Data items
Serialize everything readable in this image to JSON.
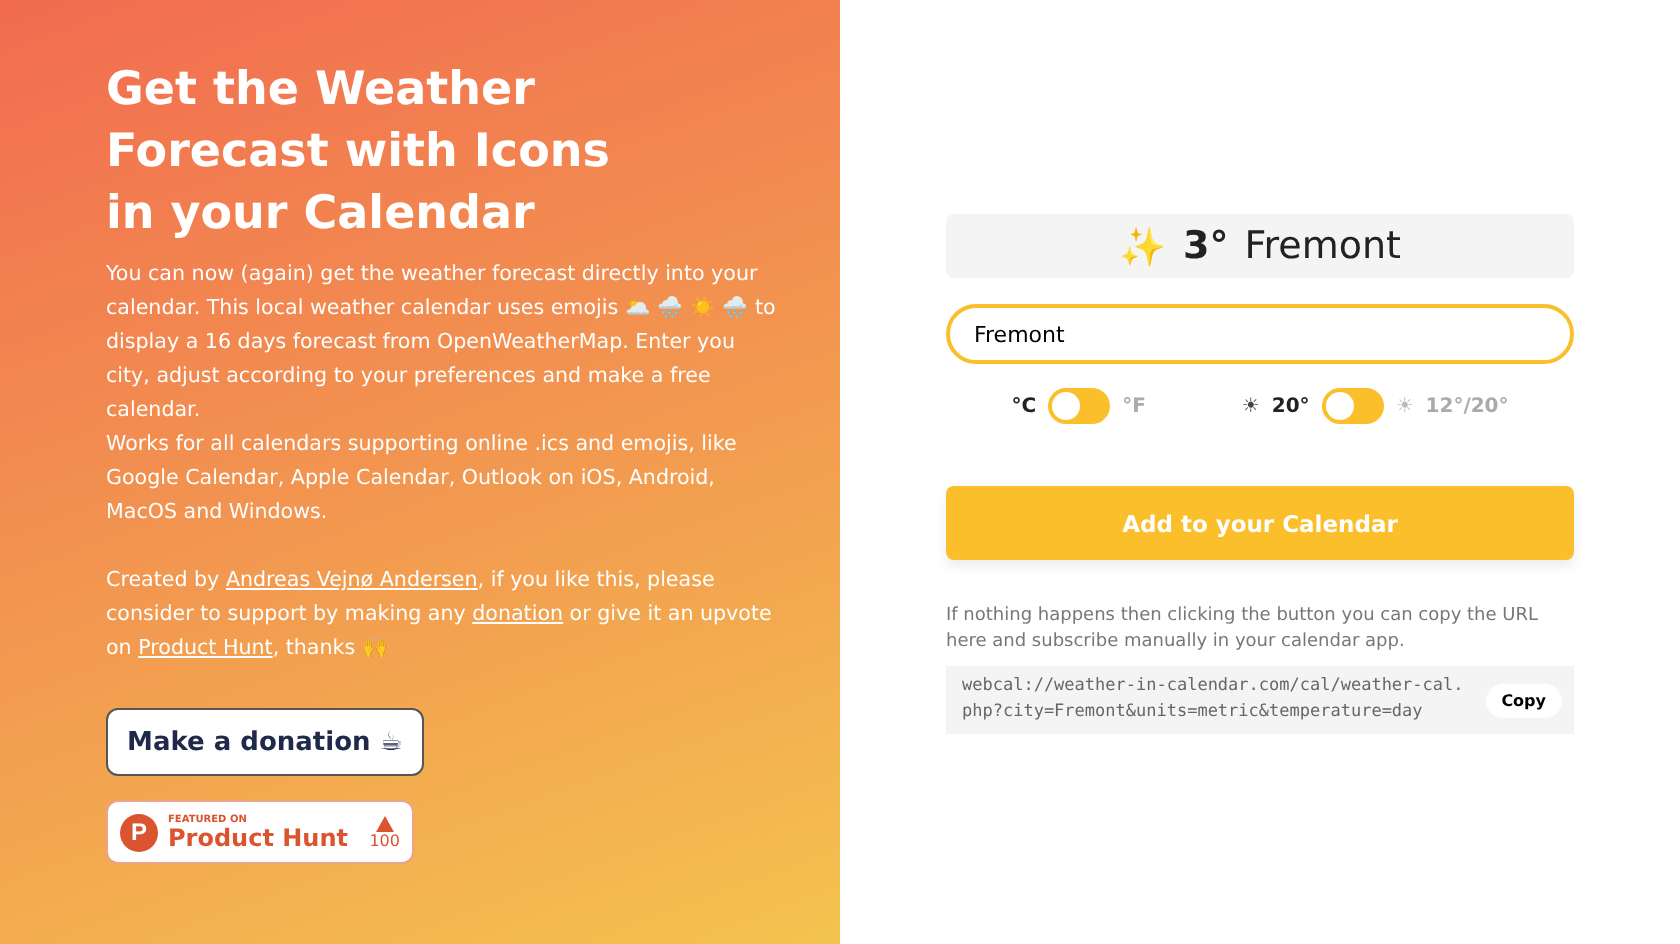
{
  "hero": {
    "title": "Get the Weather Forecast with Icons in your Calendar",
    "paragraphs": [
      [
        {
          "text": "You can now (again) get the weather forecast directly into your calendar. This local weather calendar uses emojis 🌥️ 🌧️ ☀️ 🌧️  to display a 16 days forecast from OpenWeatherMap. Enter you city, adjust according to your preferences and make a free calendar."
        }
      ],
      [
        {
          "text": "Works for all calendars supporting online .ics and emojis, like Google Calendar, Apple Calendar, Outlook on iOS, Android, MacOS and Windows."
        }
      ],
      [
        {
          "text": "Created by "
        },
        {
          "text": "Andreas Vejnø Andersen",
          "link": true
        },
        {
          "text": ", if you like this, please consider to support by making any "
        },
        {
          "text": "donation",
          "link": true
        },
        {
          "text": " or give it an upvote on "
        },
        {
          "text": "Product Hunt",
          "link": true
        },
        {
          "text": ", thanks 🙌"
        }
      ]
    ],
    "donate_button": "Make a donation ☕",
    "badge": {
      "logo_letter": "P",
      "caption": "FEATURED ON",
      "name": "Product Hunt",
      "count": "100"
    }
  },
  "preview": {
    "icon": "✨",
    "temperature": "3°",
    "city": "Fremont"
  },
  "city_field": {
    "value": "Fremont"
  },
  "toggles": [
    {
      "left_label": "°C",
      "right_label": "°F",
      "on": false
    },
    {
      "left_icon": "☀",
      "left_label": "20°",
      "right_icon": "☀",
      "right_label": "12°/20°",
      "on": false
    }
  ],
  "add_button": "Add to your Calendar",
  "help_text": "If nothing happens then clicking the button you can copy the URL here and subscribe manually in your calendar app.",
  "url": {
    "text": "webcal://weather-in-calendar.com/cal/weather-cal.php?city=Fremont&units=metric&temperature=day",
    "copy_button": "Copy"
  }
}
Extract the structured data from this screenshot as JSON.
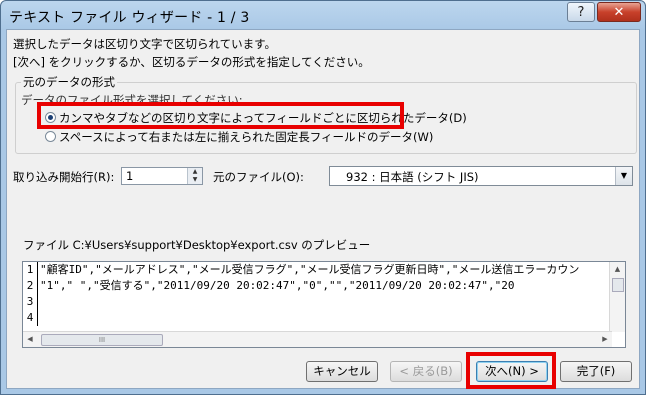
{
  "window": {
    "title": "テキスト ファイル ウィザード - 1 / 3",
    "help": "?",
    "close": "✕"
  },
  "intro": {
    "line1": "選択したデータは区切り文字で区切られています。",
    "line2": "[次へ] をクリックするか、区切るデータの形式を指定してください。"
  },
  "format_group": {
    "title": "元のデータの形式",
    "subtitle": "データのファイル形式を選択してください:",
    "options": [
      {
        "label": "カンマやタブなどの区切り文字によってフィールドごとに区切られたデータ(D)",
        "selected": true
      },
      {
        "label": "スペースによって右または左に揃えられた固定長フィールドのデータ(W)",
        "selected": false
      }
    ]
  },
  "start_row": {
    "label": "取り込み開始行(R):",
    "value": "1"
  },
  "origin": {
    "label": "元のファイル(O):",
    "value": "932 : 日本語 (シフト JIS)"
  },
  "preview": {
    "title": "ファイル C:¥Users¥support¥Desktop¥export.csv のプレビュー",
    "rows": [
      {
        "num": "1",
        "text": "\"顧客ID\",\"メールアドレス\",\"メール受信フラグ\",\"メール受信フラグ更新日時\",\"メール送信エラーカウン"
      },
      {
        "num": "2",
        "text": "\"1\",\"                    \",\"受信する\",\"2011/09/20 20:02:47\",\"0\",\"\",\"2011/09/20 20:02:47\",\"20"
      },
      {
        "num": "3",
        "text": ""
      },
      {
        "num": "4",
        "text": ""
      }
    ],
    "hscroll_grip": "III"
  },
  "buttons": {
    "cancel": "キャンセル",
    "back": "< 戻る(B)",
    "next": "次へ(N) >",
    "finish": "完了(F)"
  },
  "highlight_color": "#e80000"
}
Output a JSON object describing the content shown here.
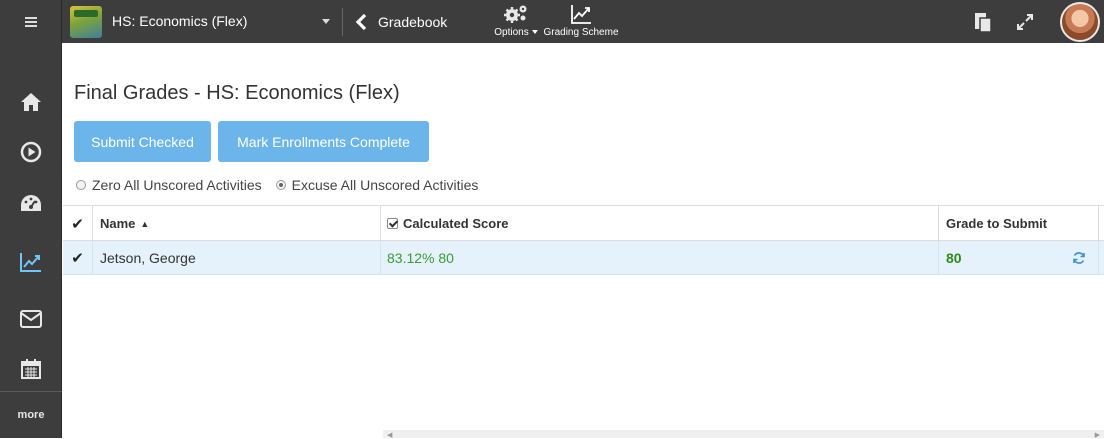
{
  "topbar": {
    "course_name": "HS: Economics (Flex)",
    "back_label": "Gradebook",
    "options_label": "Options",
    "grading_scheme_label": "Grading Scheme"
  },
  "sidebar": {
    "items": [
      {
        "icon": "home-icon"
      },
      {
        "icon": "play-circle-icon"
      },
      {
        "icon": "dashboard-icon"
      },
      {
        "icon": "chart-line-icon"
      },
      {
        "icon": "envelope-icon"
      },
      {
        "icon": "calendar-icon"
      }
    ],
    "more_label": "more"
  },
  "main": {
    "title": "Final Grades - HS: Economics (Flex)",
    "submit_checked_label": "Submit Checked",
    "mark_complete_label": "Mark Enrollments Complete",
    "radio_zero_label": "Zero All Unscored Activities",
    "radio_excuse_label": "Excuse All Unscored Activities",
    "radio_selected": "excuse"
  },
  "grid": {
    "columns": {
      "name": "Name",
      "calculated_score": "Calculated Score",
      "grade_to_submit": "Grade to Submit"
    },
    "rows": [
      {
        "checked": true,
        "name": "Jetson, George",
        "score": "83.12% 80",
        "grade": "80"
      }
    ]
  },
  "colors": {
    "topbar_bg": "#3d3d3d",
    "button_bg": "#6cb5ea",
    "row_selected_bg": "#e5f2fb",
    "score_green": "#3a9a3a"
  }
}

---

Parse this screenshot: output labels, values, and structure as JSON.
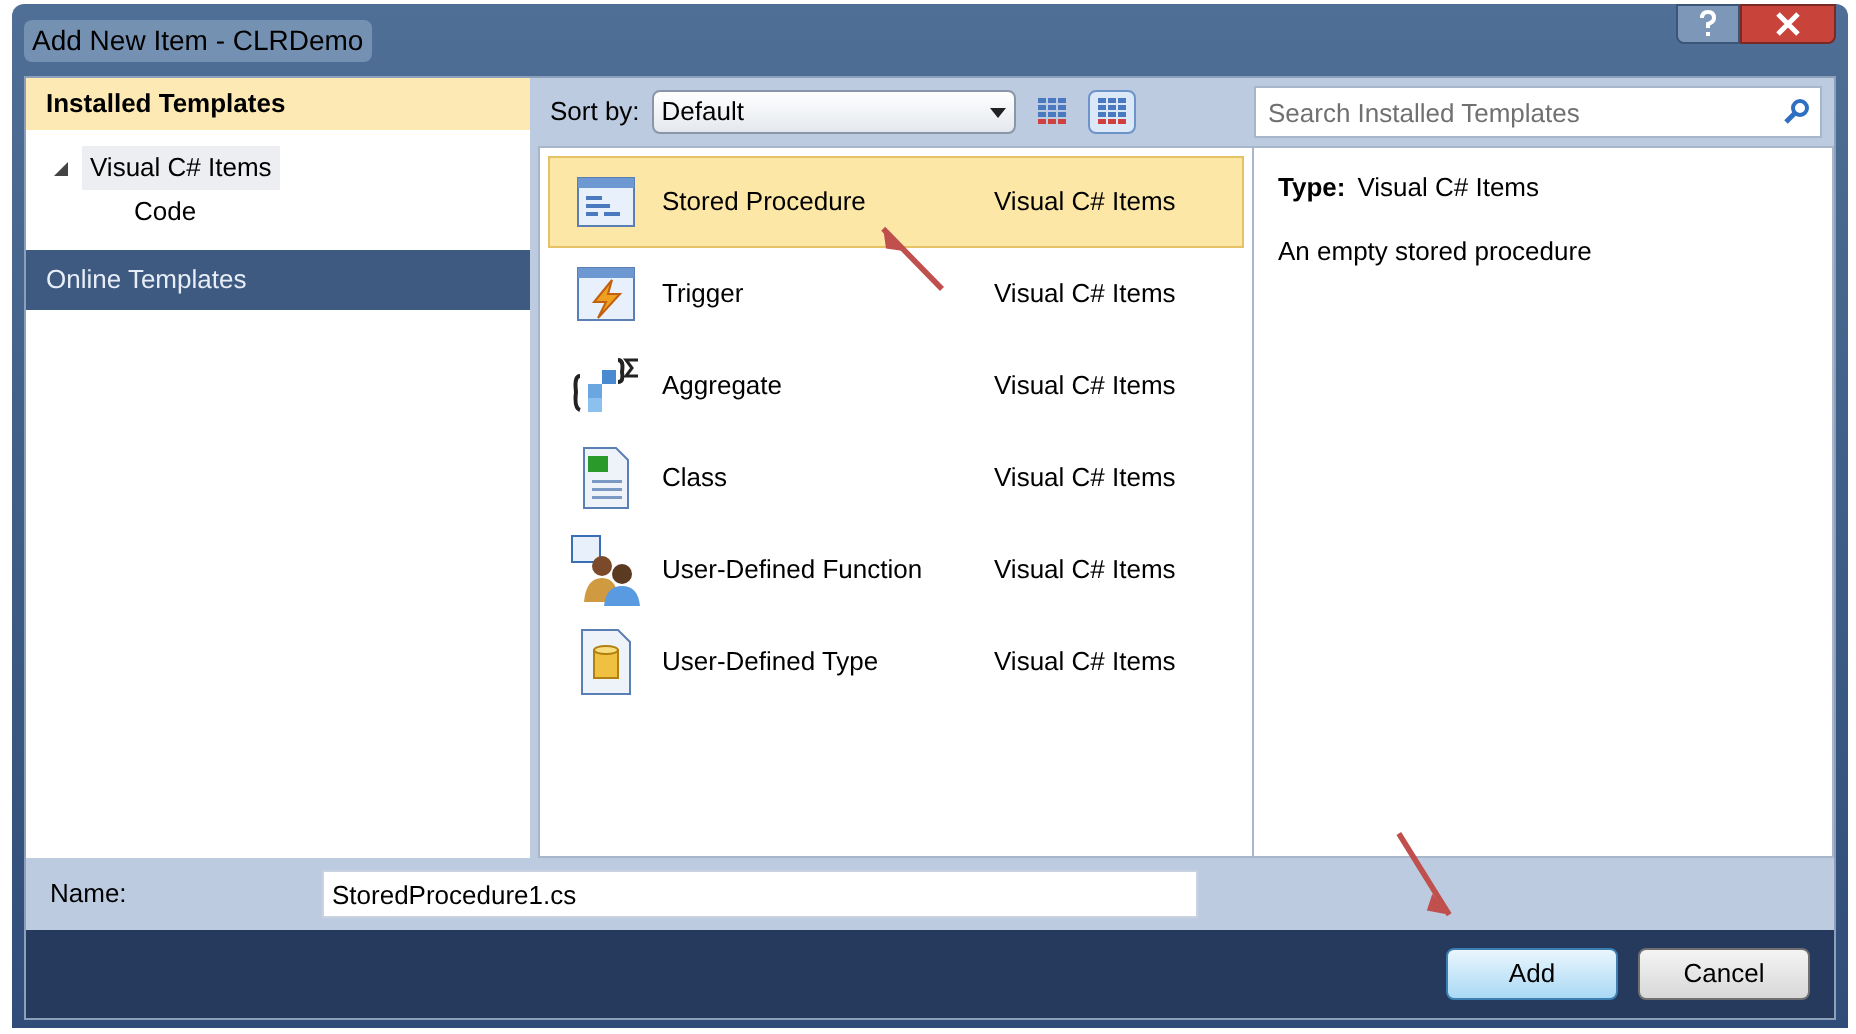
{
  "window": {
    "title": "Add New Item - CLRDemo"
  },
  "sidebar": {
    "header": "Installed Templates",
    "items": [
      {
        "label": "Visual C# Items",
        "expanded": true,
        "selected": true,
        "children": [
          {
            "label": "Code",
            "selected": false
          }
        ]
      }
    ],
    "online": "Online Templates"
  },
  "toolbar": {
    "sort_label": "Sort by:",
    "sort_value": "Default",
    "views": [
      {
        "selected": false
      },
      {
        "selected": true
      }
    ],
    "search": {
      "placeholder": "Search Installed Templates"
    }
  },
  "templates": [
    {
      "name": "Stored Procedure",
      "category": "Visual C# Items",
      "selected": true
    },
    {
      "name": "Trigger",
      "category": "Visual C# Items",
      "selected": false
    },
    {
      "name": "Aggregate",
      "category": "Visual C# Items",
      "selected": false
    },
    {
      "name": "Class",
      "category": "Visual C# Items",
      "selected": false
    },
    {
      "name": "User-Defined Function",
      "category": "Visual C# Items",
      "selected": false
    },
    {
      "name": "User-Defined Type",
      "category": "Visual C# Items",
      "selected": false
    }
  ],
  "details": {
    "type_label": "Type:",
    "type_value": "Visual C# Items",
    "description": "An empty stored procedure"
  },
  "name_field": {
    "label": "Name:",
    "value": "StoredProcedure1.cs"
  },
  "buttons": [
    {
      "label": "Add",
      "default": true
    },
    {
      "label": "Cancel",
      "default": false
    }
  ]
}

* What is required *
List the lines that contain the word "true".

* Task result *
          "link": true
          "link": true
          "link": true
        "selected": true
        "checked": true,
        "expanded": true,
        "selected": true,
        "selected": true
      "selected": true
      "default": true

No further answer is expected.